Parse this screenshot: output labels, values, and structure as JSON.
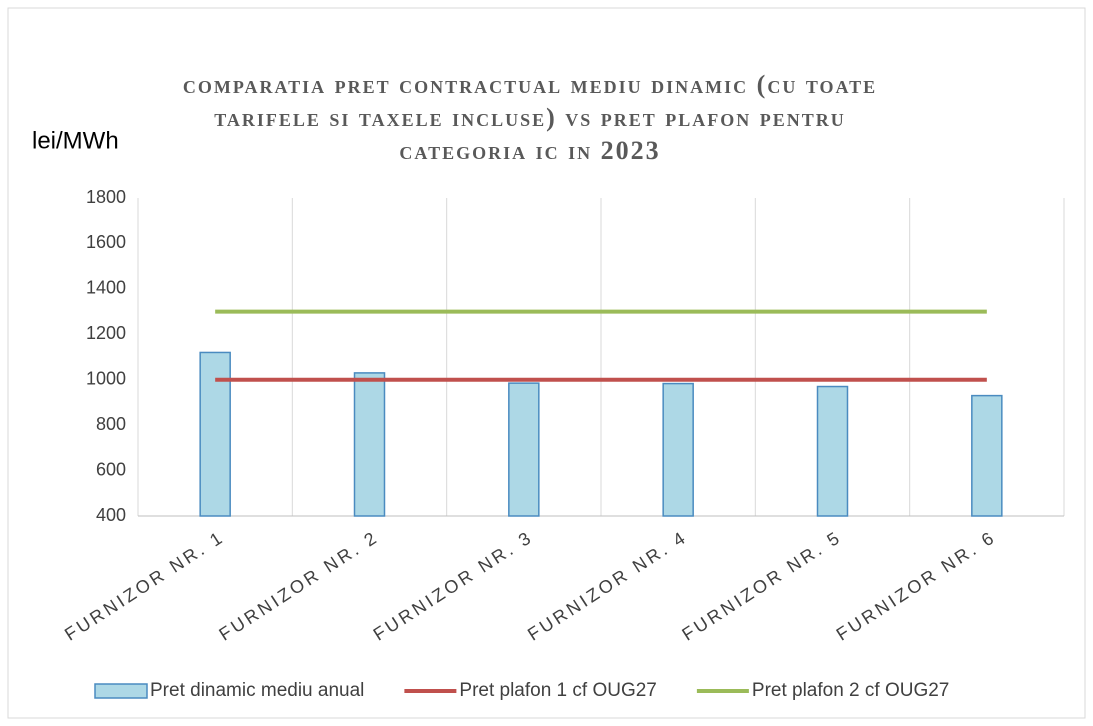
{
  "chart_data": {
    "type": "bar",
    "title": "COMPARATIA PRET CONTRACTUAL MEDIU DINAMIC (CU TOATE TARIFELE SI TAXELE INCLUSE) VS PRET PLAFON PENTRU CATEGORIA IC IN 2023",
    "y_label": "lei/MWh",
    "categories": [
      "FURNIZOR NR. 1",
      "FURNIZOR NR. 2",
      "FURNIZOR NR. 3",
      "FURNIZOR NR. 4",
      "FURNIZOR NR. 5",
      "FURNIZOR NR. 6"
    ],
    "series": [
      {
        "name": "Pret dinamic mediu anual",
        "type": "bar",
        "color": "#add8e6",
        "values": [
          1120,
          1030,
          985,
          983,
          970,
          930
        ]
      },
      {
        "name": "Pret plafon 1 cf OUG27",
        "type": "line",
        "color": "#c0504d",
        "values": [
          1000,
          1000,
          1000,
          1000,
          1000,
          1000
        ]
      },
      {
        "name": "Pret plafon 2 cf OUG27",
        "type": "line",
        "color": "#9bbb59",
        "values": [
          1300,
          1300,
          1300,
          1300,
          1300,
          1300
        ]
      }
    ],
    "ylim": [
      400,
      1800
    ],
    "yticks": [
      400,
      600,
      800,
      1000,
      1200,
      1400,
      1600,
      1800
    ],
    "legend": "bottom"
  }
}
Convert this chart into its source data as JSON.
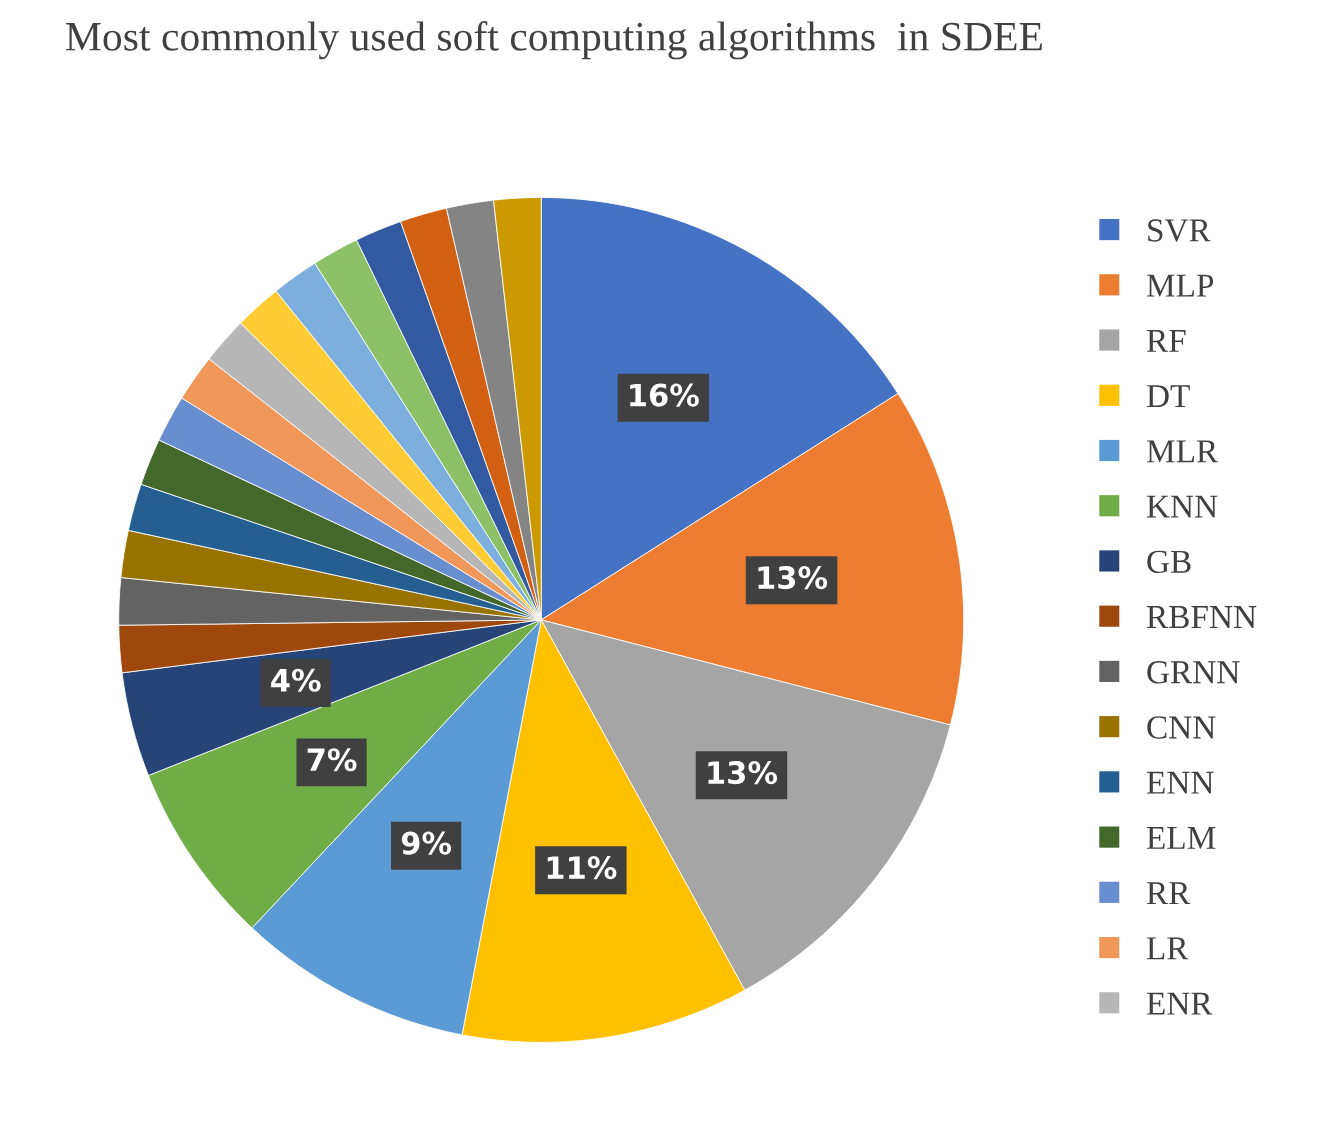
{
  "chart_data": {
    "type": "pie",
    "title": "Most commonly used soft computing algorithms  in SDEE",
    "categories": [
      "SVR",
      "MLP",
      "RF",
      "DT",
      "MLR",
      "KNN",
      "GB",
      "RBFNN",
      "GRNN",
      "CNN",
      "ENN",
      "ELM",
      "RR",
      "LR",
      "ENR",
      null,
      null,
      null,
      null,
      null,
      null,
      null
    ],
    "values": [
      16,
      13,
      13,
      11,
      9,
      7,
      4,
      1.8,
      1.8,
      1.8,
      1.8,
      1.8,
      1.8,
      1.8,
      1.8,
      1.8,
      1.8,
      1.8,
      1.8,
      1.8,
      1.8,
      1.8
    ],
    "value_labels": [
      "16%",
      "13%",
      "13%",
      "11%",
      "9%",
      "7%",
      "4%",
      null,
      null,
      null,
      null,
      null,
      null,
      null,
      null,
      null,
      null,
      null,
      null,
      null,
      null,
      null
    ],
    "colors": [
      "#4472c4",
      "#ed7d31",
      "#a5a5a5",
      "#ffc000",
      "#5b9bd5",
      "#70ad47",
      "#264478",
      "#9e480e",
      "#636363",
      "#997300",
      "#255e91",
      "#43682b",
      "#698ed0",
      "#f1975a",
      "#b7b7b7",
      "#ffcd33",
      "#7cafdd",
      "#8cc168",
      "#335aa1",
      "#d26012",
      "#848484",
      "#cc9a00"
    ],
    "legend": "right"
  }
}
···
Task statement: Find all lines holding the string "JSON" and copy them.

Answer in full:
Parse this screenshot: output labels, values, and structure as JSON.
Convert this chart into its source data as JSON.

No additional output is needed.